#### Problem requirements
A partial copy is required: transcribe exactly the lines from the one containing "Enumerate this screenshot's" through the last line below, without any pictures.

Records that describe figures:
▶
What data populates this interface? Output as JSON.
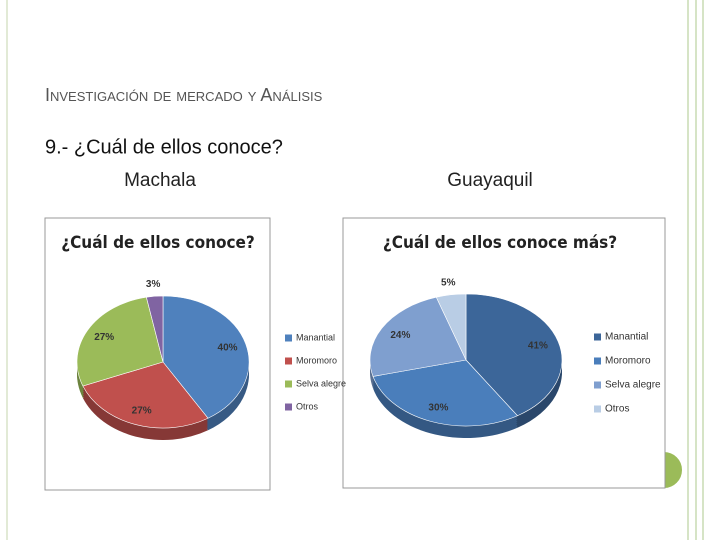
{
  "slide": {
    "title": "Investigación  de mercado y Análisis",
    "question": "9.- ¿Cuál de ellos conoce?"
  },
  "chart_data": [
    {
      "type": "pie",
      "subtitle": "Machala",
      "title": "¿Cuál de ellos conoce?",
      "categories": [
        "Manantial",
        "Moromoro",
        "Selva alegre",
        "Otros"
      ],
      "values": [
        40,
        27,
        27,
        3
      ],
      "value_labels": [
        "40%",
        "27%",
        "27%",
        "3%"
      ],
      "colors": [
        "#4f81bd",
        "#c0504d",
        "#9bbb59",
        "#8064a2"
      ],
      "legend": "right"
    },
    {
      "type": "pie",
      "subtitle": "Guayaquil",
      "title": "¿Cuál de ellos conoce más?",
      "categories": [
        "Manantial",
        "Moromoro",
        "Selva alegre",
        "Otros"
      ],
      "values": [
        41,
        30,
        24,
        5
      ],
      "value_labels": [
        "41%",
        "30%",
        "24%",
        "5%"
      ],
      "colors": [
        "#3c6699",
        "#4a7ebb",
        "#7f9fcf",
        "#b9cde5"
      ],
      "legend": "right"
    }
  ]
}
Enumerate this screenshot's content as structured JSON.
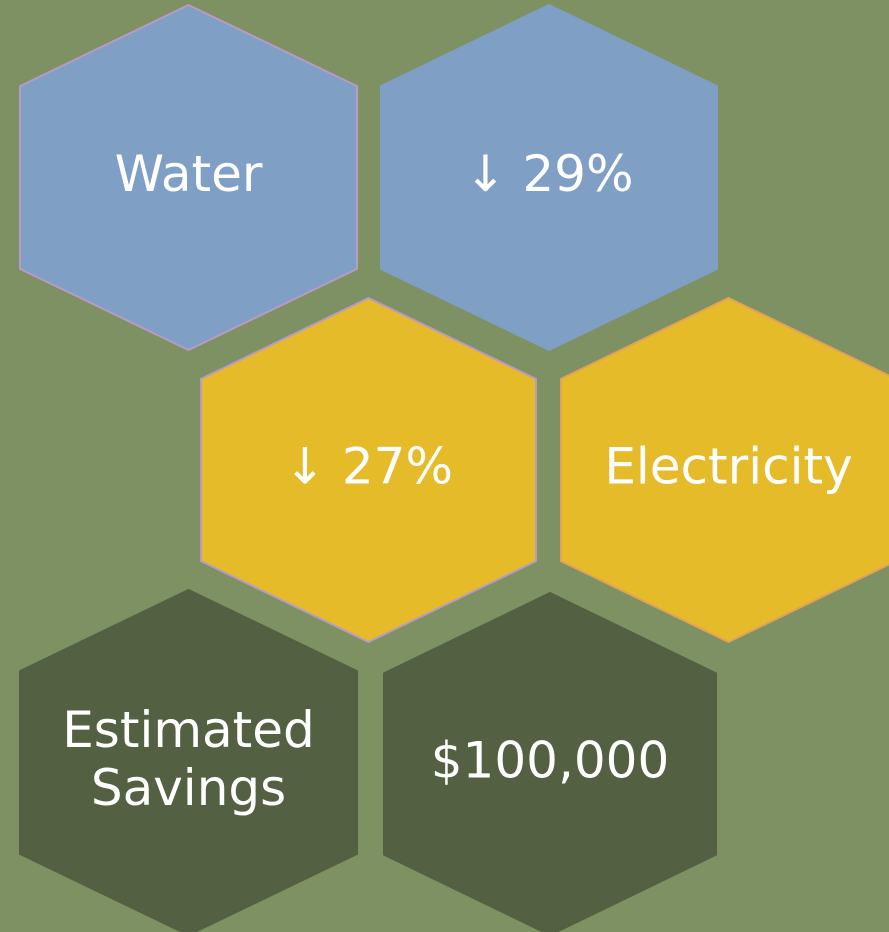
{
  "hexagons": [
    {
      "lines": [
        "Water"
      ]
    },
    {
      "lines": [
        "↓ 29%"
      ]
    },
    {
      "lines": [
        "↓ 27%"
      ]
    },
    {
      "lines": [
        "Electricity"
      ]
    },
    {
      "lines": [
        "Estimated",
        "Savings"
      ]
    },
    {
      "lines": [
        "$100,000"
      ]
    }
  ]
}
◀
#### Result of the task
Enumerate this screenshot's content as structured JSON.
{
  "hexagons": [
    {
      "lines": [
        "Water"
      ]
    },
    {
      "lines": [
        "↓ 29%"
      ]
    },
    {
      "lines": [
        "↓ 27%"
      ]
    },
    {
      "lines": [
        "Electricity"
      ]
    },
    {
      "lines": [
        "Estimated",
        "Savings"
      ]
    },
    {
      "lines": [
        "$100,000"
      ]
    }
  ]
}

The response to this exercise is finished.